━━━━━ Material provided
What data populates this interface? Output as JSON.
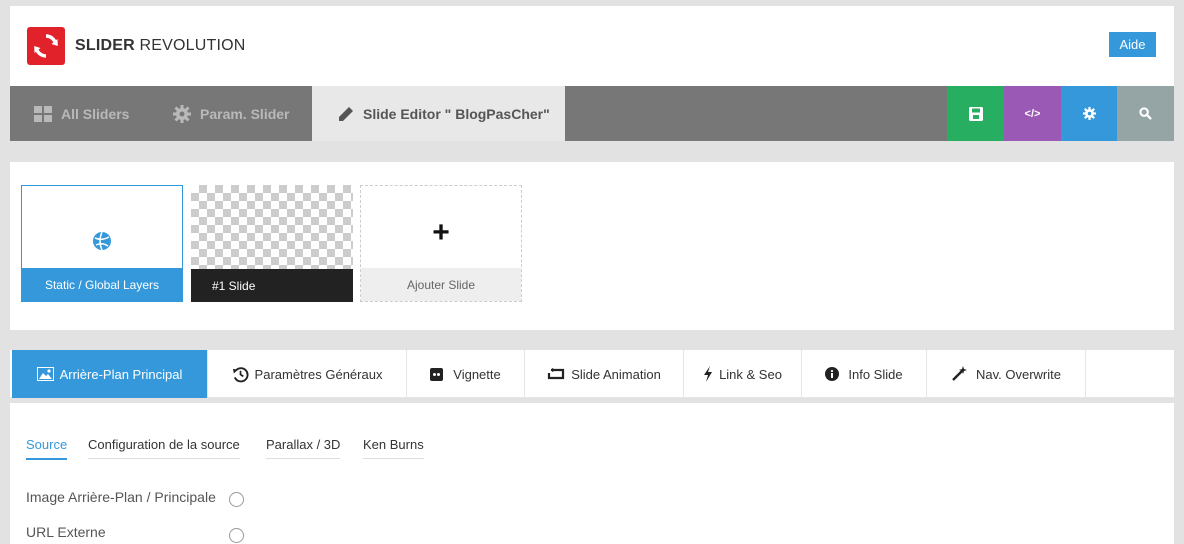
{
  "header": {
    "logo_bold": "SLIDER",
    "logo_light": "REVOLUTION",
    "help_label": "Aide"
  },
  "nav": {
    "all_sliders": "All Sliders",
    "slider_params": "Param. Slider",
    "slide_editor": "Slide Editor \" BlogPasCher\""
  },
  "toolbar": {
    "save_color": "#27ae60",
    "code_color": "#9b59b6",
    "settings_color": "#3498db",
    "search_color": "#95a5a6",
    "code_glyph": "</>"
  },
  "slides": {
    "static_label": "Static / Global Layers",
    "slide1_label": "#1 Slide",
    "add_label": "Ajouter Slide",
    "add_glyph": "+"
  },
  "tabs": {
    "main_bg": "Arrière-Plan Principal",
    "general": "Paramètres Généraux",
    "thumbnail": "Vignette",
    "animation": "Slide Animation",
    "link_seo": "Link & Seo",
    "info": "Info Slide",
    "nav_overwrite": "Nav. Overwrite"
  },
  "subtabs": {
    "source": "Source",
    "source_config": "Configuration de la source",
    "parallax": "Parallax / 3D",
    "ken_burns": "Ken Burns"
  },
  "options": {
    "image_bg": "Image Arrière-Plan / Principale",
    "external_url": "URL Externe"
  },
  "colors": {
    "accent": "#3498db",
    "logo_red": "#e2222b",
    "nav_bg": "#777777"
  }
}
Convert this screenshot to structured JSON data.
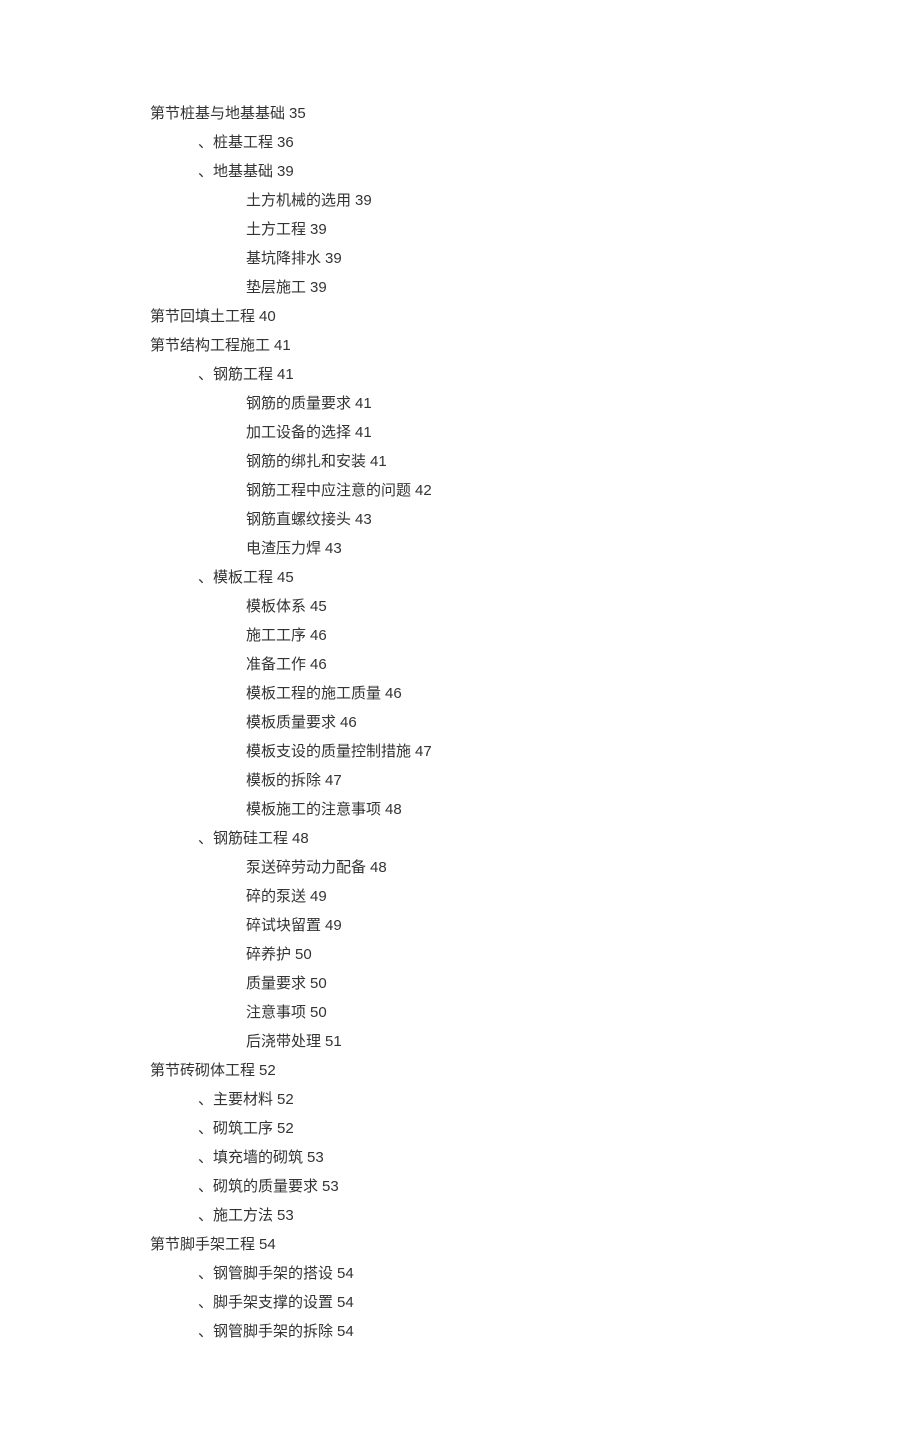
{
  "toc": [
    {
      "level": 0,
      "title": "第节桩基与地基基础",
      "page": "35"
    },
    {
      "level": 1,
      "title": "、桩基工程",
      "page": "36"
    },
    {
      "level": 1,
      "title": "、地基基础",
      "page": "39"
    },
    {
      "level": 2,
      "title": "土方机械的选用",
      "page": "39"
    },
    {
      "level": 2,
      "title": "土方工程",
      "page": "39"
    },
    {
      "level": 2,
      "title": "基坑降排水",
      "page": "39"
    },
    {
      "level": 2,
      "title": "垫层施工",
      "page": "39"
    },
    {
      "level": 0,
      "title": "第节回填土工程",
      "page": "40"
    },
    {
      "level": 0,
      "title": "第节结构工程施工",
      "page": "41"
    },
    {
      "level": 1,
      "title": "、钢筋工程",
      "page": "41"
    },
    {
      "level": 2,
      "title": "钢筋的质量要求",
      "page": "41"
    },
    {
      "level": 2,
      "title": "加工设备的选择",
      "page": "41"
    },
    {
      "level": 2,
      "title": "钢筋的绑扎和安装",
      "page": "41"
    },
    {
      "level": 2,
      "title": "钢筋工程中应注意的问题",
      "page": "42"
    },
    {
      "level": 2,
      "title": "钢筋直螺纹接头",
      "page": "43"
    },
    {
      "level": 2,
      "title": "电渣压力焊",
      "page": "43"
    },
    {
      "level": 1,
      "title": "、模板工程",
      "page": "45"
    },
    {
      "level": 2,
      "title": "模板体系",
      "page": "45"
    },
    {
      "level": 2,
      "title": "施工工序",
      "page": "46"
    },
    {
      "level": 2,
      "title": "准备工作",
      "page": "46"
    },
    {
      "level": 2,
      "title": "模板工程的施工质量",
      "page": "46"
    },
    {
      "level": 2,
      "title": "模板质量要求",
      "page": "46"
    },
    {
      "level": 2,
      "title": "模板支设的质量控制措施",
      "page": "47"
    },
    {
      "level": 2,
      "title": "模板的拆除",
      "page": "47"
    },
    {
      "level": 2,
      "title": "模板施工的注意事项",
      "page": "48"
    },
    {
      "level": 1,
      "title": "、钢筋硅工程",
      "page": "48"
    },
    {
      "level": 2,
      "title": "泵送碎劳动力配备",
      "page": "48"
    },
    {
      "level": 2,
      "title": "碎的泵送",
      "page": "49"
    },
    {
      "level": 2,
      "title": "碎试块留置",
      "page": "49"
    },
    {
      "level": 2,
      "title": "碎养护",
      "page": "50"
    },
    {
      "level": 2,
      "title": "质量要求",
      "page": "50"
    },
    {
      "level": 2,
      "title": "注意事项",
      "page": "50"
    },
    {
      "level": 2,
      "title": "后浇带处理",
      "page": "51"
    },
    {
      "level": 0,
      "title": "第节砖砌体工程",
      "page": "52"
    },
    {
      "level": 1,
      "title": "、主要材料",
      "page": "52"
    },
    {
      "level": 1,
      "title": "、砌筑工序",
      "page": "52"
    },
    {
      "level": 1,
      "title": "、填充墙的砌筑",
      "page": "53"
    },
    {
      "level": 1,
      "title": "、砌筑的质量要求",
      "page": "53"
    },
    {
      "level": 1,
      "title": "、施工方法",
      "page": "53"
    },
    {
      "level": 0,
      "title": "第节脚手架工程",
      "page": "54"
    },
    {
      "level": 1,
      "title": "、钢管脚手架的搭设",
      "page": "54"
    },
    {
      "level": 1,
      "title": "、脚手架支撑的设置",
      "page": "54"
    },
    {
      "level": 1,
      "title": "、钢管脚手架的拆除",
      "page": "54"
    }
  ]
}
━━━━━━━━━━
• [Given problem] Of the lines in the records, determine how many contain the word "source", and report that number alone.

• [Reply] 2